Records about charts and figures:
▶

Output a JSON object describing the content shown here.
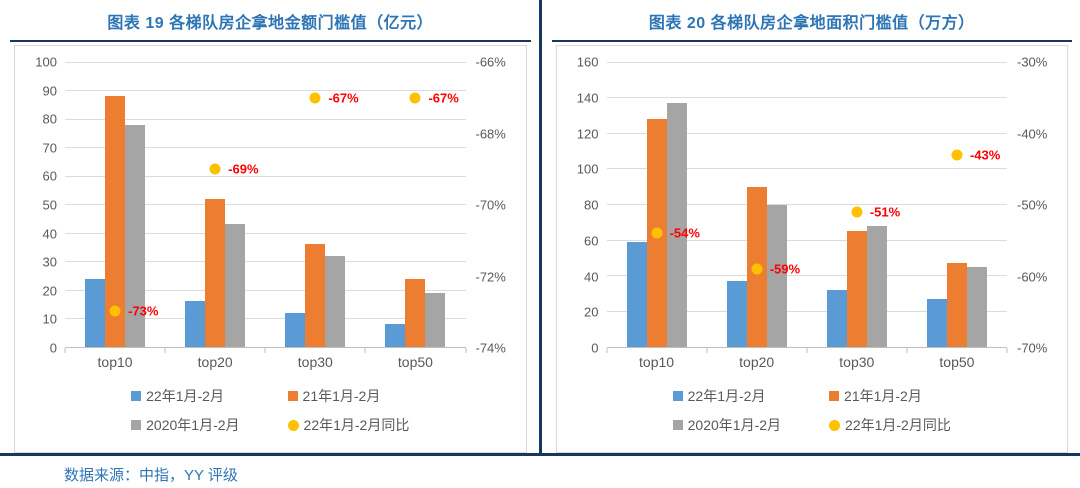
{
  "footer": {
    "source": "数据来源：中指，YY 评级"
  },
  "colors": {
    "title_blue": "#2E75B6",
    "rule_navy": "#17375E",
    "bar_blue": "#5B9BD5",
    "bar_orange": "#ED7D31",
    "bar_gray": "#A5A5A5",
    "dot_yellow": "#FFC000",
    "dot_label_red": "#FF0000",
    "axis_text_gray": "#595959"
  },
  "legend": {
    "items": [
      {
        "label": "22年1月-2月",
        "marker": "square",
        "color": "#5B9BD5"
      },
      {
        "label": "21年1月-2月",
        "marker": "square",
        "color": "#ED7D31"
      },
      {
        "label": "2020年1月-2月",
        "marker": "square",
        "color": "#A5A5A5"
      },
      {
        "label": "22年1月-2月同比",
        "marker": "circle",
        "color": "#FFC000"
      }
    ]
  },
  "chart_data": [
    {
      "type": "bar",
      "title": "图表 19 各梯队房企拿地金额门槛值（亿元）",
      "categories": [
        "top10",
        "top20",
        "top30",
        "top50"
      ],
      "series": [
        {
          "name": "22年1月-2月",
          "kind": "bar",
          "color": "#5B9BD5",
          "values": [
            24,
            16,
            12,
            8
          ]
        },
        {
          "name": "21年1月-2月",
          "kind": "bar",
          "color": "#ED7D31",
          "values": [
            88,
            52,
            36,
            24
          ]
        },
        {
          "name": "2020年1月-2月",
          "kind": "bar",
          "color": "#A5A5A5",
          "values": [
            78,
            43,
            32,
            19
          ]
        },
        {
          "name": "22年1月-2月同比",
          "kind": "scatter",
          "axis": "right",
          "color": "#FFC000",
          "values": [
            -73,
            -69,
            -67,
            -67
          ],
          "labels": [
            "-73%",
            "-69%",
            "-67%",
            "-67%"
          ]
        }
      ],
      "left_axis": {
        "min": 0,
        "max": 100,
        "ticks": [
          0,
          10,
          20,
          30,
          40,
          50,
          60,
          70,
          80,
          90,
          100
        ]
      },
      "right_axis": {
        "min": -74,
        "max": -66,
        "ticks": [
          {
            "label": "-66%",
            "value": -66
          },
          {
            "label": "-68%",
            "value": -68
          },
          {
            "label": "-70%",
            "value": -70
          },
          {
            "label": "-72%",
            "value": -72
          },
          {
            "label": "-74%",
            "value": -74
          }
        ]
      },
      "grid": true,
      "legend_position": "bottom"
    },
    {
      "type": "bar",
      "title": "图表 20 各梯队房企拿地面积门槛值（万方）",
      "categories": [
        "top10",
        "top20",
        "top30",
        "top50"
      ],
      "series": [
        {
          "name": "22年1月-2月",
          "kind": "bar",
          "color": "#5B9BD5",
          "values": [
            59,
            37,
            32,
            27
          ]
        },
        {
          "name": "21年1月-2月",
          "kind": "bar",
          "color": "#ED7D31",
          "values": [
            128,
            90,
            65,
            47
          ]
        },
        {
          "name": "2020年1月-2月",
          "kind": "bar",
          "color": "#A5A5A5",
          "values": [
            137,
            80,
            68,
            45
          ]
        },
        {
          "name": "22年1月-2月同比",
          "kind": "scatter",
          "axis": "right",
          "color": "#FFC000",
          "values": [
            -54,
            -59,
            -51,
            -43
          ],
          "labels": [
            "-54%",
            "-59%",
            "-51%",
            "-43%"
          ]
        }
      ],
      "left_axis": {
        "min": 0,
        "max": 160,
        "ticks": [
          0,
          20,
          40,
          60,
          80,
          100,
          120,
          140,
          160
        ]
      },
      "right_axis": {
        "min": -70,
        "max": -30,
        "ticks": [
          {
            "label": "-30%",
            "value": -30
          },
          {
            "label": "-40%",
            "value": -40
          },
          {
            "label": "-50%",
            "value": -50
          },
          {
            "label": "-60%",
            "value": -60
          },
          {
            "label": "-70%",
            "value": -70
          }
        ]
      },
      "grid": true,
      "legend_position": "bottom"
    }
  ]
}
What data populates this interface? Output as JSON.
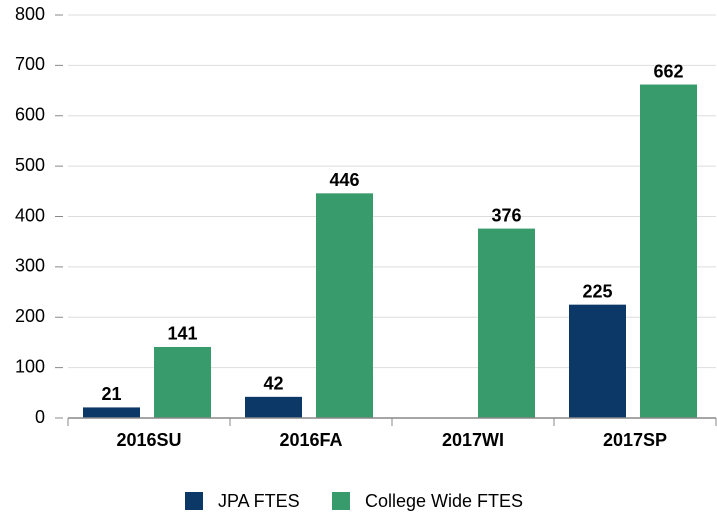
{
  "chart_data": {
    "type": "bar",
    "categories": [
      "2016SU",
      "2016FA",
      "2017WI",
      "2017SP"
    ],
    "series": [
      {
        "name": "JPA FTES",
        "color": "#0b3866",
        "values": [
          21,
          42,
          null,
          225
        ]
      },
      {
        "name": "College Wide FTES",
        "color": "#389b6b",
        "values": [
          141,
          446,
          376,
          662
        ]
      }
    ],
    "ylim": [
      0,
      800
    ],
    "yticks": [
      0,
      100,
      200,
      300,
      400,
      500,
      600,
      700,
      800
    ],
    "grid": true,
    "legend": "bottom"
  }
}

◀

## TASK REQUIREMENTS:
Copy out exactly the lines from the one with "What data populates" through the end of the listing, both ends included, omitting any picture.

## RESPONSE BELOW:
What data populates this interface? Output as JSON.
{
  "chart_data": {
    "type": "bar",
    "categories": [
      "2016SU",
      "2016FA",
      "2017WI",
      "2017SP"
    ],
    "series": [
      {
        "name": "JPA FTES",
        "color": "#0b3866",
        "values": [
          21,
          42,
          null,
          225
        ]
      },
      {
        "name": "College Wide FTES",
        "color": "#389b6b",
        "values": [
          141,
          446,
          376,
          662
        ]
      }
    ],
    "ylim": [
      0,
      800
    ],
    "yticks": [
      0,
      100,
      200,
      300,
      400,
      500,
      600,
      700,
      800
    ],
    "grid": true,
    "legend": "bottom"
  }
}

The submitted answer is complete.